Copy each line that contains the word "słuchał".

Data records
◇ ◇ ◇

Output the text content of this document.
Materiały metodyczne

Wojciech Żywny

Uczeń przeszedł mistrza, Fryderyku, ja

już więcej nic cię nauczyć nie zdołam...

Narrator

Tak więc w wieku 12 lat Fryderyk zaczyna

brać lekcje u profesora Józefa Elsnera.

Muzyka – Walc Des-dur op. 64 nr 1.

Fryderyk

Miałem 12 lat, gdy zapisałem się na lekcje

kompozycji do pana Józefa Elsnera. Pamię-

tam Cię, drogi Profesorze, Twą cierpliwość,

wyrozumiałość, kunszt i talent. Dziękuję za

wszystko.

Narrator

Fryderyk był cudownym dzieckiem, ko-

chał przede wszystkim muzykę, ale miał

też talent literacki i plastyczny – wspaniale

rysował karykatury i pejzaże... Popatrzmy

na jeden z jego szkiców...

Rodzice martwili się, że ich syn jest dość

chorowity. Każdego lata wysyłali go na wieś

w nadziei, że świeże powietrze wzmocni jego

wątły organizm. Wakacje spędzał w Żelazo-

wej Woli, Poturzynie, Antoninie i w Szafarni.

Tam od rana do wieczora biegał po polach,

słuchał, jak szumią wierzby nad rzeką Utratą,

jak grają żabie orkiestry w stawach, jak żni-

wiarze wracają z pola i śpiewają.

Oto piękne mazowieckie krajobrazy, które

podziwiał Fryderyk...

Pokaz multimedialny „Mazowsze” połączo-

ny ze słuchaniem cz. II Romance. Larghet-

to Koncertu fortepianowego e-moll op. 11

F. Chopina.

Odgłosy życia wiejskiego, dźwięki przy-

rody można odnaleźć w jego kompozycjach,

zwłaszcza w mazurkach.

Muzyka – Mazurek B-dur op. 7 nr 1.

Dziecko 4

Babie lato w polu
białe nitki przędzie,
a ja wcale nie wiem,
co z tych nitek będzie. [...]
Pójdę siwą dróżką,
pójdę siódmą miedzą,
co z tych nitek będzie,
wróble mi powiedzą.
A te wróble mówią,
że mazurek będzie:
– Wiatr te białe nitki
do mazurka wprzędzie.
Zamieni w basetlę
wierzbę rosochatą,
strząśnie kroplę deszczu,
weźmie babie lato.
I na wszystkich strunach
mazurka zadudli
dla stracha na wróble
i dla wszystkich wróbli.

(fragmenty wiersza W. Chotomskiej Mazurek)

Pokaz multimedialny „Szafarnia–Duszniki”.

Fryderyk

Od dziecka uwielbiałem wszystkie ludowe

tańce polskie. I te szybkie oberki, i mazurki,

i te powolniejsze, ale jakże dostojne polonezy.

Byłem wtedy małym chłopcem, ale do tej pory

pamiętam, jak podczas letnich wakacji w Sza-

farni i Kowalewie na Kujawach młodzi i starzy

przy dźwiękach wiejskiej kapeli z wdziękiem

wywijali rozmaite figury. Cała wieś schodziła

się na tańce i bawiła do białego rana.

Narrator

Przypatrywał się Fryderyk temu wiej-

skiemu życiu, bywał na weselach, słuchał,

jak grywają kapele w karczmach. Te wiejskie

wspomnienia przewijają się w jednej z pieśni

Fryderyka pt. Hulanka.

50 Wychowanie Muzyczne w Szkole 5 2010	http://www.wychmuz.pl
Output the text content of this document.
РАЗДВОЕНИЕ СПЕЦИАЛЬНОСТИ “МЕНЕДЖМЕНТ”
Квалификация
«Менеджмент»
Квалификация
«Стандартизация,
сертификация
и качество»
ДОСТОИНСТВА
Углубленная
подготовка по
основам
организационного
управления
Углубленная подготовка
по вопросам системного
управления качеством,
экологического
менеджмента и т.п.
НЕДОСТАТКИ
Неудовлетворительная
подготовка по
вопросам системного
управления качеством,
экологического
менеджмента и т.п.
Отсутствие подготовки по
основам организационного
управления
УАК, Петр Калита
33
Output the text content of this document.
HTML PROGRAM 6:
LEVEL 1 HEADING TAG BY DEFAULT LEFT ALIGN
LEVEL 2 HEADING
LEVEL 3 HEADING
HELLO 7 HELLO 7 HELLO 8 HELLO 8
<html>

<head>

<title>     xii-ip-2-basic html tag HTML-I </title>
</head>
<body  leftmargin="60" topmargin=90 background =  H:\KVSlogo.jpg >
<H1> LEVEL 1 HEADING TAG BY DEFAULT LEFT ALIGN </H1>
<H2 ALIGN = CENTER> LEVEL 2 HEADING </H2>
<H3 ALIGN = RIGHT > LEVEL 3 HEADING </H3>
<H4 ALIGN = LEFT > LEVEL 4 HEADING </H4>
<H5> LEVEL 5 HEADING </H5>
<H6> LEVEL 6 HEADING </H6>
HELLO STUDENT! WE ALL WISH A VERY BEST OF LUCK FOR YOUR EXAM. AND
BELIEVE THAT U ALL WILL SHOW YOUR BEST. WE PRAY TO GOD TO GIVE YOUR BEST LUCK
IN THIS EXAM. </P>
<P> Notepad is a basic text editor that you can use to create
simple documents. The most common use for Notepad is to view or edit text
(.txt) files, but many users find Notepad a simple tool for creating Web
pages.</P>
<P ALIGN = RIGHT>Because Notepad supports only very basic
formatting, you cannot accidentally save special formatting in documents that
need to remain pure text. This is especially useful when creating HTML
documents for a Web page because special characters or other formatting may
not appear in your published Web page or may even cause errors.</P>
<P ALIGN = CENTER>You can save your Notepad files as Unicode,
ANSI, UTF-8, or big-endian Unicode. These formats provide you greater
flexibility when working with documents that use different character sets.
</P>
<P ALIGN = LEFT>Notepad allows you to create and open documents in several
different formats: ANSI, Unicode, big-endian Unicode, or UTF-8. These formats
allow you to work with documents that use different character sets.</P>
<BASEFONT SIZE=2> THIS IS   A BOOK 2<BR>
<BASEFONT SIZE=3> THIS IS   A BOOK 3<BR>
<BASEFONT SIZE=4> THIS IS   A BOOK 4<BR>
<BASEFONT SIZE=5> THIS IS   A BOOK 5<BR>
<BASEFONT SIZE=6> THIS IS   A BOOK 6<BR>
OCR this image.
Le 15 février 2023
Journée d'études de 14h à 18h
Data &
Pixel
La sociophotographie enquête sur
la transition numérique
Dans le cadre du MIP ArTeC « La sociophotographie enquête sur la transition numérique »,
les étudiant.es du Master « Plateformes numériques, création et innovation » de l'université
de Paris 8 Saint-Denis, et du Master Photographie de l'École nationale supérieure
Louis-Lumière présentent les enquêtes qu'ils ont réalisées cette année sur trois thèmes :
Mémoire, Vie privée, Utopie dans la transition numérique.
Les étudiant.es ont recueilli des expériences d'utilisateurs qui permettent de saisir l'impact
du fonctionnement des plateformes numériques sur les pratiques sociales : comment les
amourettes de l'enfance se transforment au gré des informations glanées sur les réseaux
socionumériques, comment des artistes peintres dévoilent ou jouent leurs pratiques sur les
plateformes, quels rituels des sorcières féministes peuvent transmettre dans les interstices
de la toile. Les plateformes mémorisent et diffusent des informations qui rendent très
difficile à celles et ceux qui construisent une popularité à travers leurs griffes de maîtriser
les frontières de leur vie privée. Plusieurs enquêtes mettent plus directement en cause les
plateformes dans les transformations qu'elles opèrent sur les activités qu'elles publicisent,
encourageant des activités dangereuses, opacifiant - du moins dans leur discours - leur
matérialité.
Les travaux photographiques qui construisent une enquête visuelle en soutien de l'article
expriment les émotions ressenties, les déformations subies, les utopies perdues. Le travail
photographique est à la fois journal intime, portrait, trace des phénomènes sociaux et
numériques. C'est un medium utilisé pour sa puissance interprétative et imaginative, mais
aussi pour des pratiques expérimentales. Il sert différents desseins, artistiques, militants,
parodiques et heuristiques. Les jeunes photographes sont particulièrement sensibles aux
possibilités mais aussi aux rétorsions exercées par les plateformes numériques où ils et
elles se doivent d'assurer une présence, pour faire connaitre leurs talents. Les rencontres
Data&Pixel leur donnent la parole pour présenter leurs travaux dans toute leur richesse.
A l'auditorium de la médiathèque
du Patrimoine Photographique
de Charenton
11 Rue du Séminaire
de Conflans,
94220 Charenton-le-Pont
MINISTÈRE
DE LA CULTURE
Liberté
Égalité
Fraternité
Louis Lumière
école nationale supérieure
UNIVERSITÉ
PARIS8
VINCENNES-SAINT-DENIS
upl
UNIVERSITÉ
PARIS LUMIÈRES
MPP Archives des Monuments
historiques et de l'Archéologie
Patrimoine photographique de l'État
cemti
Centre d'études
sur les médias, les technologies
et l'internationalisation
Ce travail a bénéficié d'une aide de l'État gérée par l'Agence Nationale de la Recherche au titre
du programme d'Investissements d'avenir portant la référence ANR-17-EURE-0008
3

◇ ◇ ◇

Answer in full ->
słuchał, jak szumią wierzby nad rzeką Utratą,
skiemu życiu, bywał na weselach, słuchał,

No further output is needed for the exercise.